### Stored records

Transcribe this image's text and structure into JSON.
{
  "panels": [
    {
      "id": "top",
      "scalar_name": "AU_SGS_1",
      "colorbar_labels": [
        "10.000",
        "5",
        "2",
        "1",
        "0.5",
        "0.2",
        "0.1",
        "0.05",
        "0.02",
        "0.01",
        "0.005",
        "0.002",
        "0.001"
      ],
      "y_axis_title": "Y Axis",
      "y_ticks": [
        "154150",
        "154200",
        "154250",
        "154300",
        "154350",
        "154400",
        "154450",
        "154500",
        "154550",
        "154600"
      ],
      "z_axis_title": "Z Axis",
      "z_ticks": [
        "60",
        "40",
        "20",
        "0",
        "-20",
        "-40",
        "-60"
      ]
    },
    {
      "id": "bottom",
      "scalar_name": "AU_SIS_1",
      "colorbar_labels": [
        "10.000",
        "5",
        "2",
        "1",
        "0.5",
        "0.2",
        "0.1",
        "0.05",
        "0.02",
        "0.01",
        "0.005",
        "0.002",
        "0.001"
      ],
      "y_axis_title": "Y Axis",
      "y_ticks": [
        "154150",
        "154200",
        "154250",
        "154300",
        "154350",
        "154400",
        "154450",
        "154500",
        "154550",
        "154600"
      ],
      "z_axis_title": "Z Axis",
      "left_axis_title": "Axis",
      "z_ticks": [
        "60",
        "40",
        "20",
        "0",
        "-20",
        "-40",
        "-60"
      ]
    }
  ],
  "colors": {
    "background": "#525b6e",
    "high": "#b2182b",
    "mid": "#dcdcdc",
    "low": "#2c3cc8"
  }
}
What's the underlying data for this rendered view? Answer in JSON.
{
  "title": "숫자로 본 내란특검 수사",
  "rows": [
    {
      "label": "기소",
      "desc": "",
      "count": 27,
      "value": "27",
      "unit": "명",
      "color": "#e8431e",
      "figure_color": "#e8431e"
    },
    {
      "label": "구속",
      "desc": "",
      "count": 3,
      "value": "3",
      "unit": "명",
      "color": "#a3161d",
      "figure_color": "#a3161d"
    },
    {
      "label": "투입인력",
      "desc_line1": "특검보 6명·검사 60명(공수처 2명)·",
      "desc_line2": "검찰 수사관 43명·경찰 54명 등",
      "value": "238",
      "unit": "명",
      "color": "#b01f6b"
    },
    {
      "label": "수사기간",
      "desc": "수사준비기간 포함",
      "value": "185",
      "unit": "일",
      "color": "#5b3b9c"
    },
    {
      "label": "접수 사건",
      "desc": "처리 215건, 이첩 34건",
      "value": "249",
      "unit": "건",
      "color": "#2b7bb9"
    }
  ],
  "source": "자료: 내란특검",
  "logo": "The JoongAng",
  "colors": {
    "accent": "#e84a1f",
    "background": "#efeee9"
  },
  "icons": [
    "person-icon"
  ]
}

### Required task
Extract all the entries word for word.

### Written solution
Transcribe this image's text and structure into JSON.
{
  "panels": [
    {
      "id": "top",
      "scalar_name": "AU_SGS_1",
      "colorbar_labels": [
        "10.000",
        "5",
        "2",
        "1",
        "0.5",
        "0.2",
        "0.1",
        "0.05",
        "0.02",
        "0.01",
        "0.005",
        "0.002",
        "0.001"
      ],
      "y_axis_title": "Y Axis",
      "y_ticks": [
        "154150",
        "154200",
        "154250",
        "154300",
        "154350",
        "154400",
        "154450",
        "154500",
        "154550",
        "154600"
      ],
      "z_axis_title": "Z Axis",
      "z_ticks": [
        "60",
        "40",
        "20",
        "0",
        "-20",
        "-40",
        "-60"
      ]
    },
    {
      "id": "bottom",
      "scalar_name": "AU_SIS_1",
      "colorbar_labels": [
        "10.000",
        "5",
        "2",
        "1",
        "0.5",
        "0.2",
        "0.1",
        "0.05",
        "0.02",
        "0.01",
        "0.005",
        "0.002",
        "0.001"
      ],
      "y_axis_title": "Y Axis",
      "y_ticks": [
        "154150",
        "154200",
        "154250",
        "154300",
        "154350",
        "154400",
        "154450",
        "154500",
        "154550",
        "154600"
      ],
      "z_axis_title": "Z Axis",
      "left_axis_title": "Axis",
      "z_ticks": [
        "60",
        "40",
        "20",
        "0",
        "-20",
        "-40",
        "-60"
      ]
    }
  ],
  "colors": {
    "background": "#525b6e",
    "high": "#b2182b",
    "mid": "#dcdcdc",
    "low": "#2c3cc8"
  }
}
What's the underlying data for this rendered view? Answer in JSON.
{
  "title": "숫자로 본 내란특검 수사",
  "rows": [
    {
      "label": "기소",
      "desc": "",
      "count": 27,
      "value": "27",
      "unit": "명",
      "color": "#e8431e",
      "figure_color": "#e8431e"
    },
    {
      "label": "구속",
      "desc": "",
      "count": 3,
      "value": "3",
      "unit": "명",
      "color": "#a3161d",
      "figure_color": "#a3161d"
    },
    {
      "label": "투입인력",
      "desc_line1": "특검보 6명·검사 60명(공수처 2명)·",
      "desc_line2": "검찰 수사관 43명·경찰 54명 등",
      "value": "238",
      "unit": "명",
      "color": "#b01f6b"
    },
    {
      "label": "수사기간",
      "desc": "수사준비기간 포함",
      "value": "185",
      "unit": "일",
      "color": "#5b3b9c"
    },
    {
      "label": "접수 사건",
      "desc": "처리 215건, 이첩 34건",
      "value": "249",
      "unit": "건",
      "color": "#2b7bb9"
    }
  ],
  "source": "자료: 내란특검",
  "logo": "The JoongAng",
  "colors": {
    "accent": "#e84a1f",
    "background": "#efeee9"
  },
  "icons": [
    "person-icon"
  ]
}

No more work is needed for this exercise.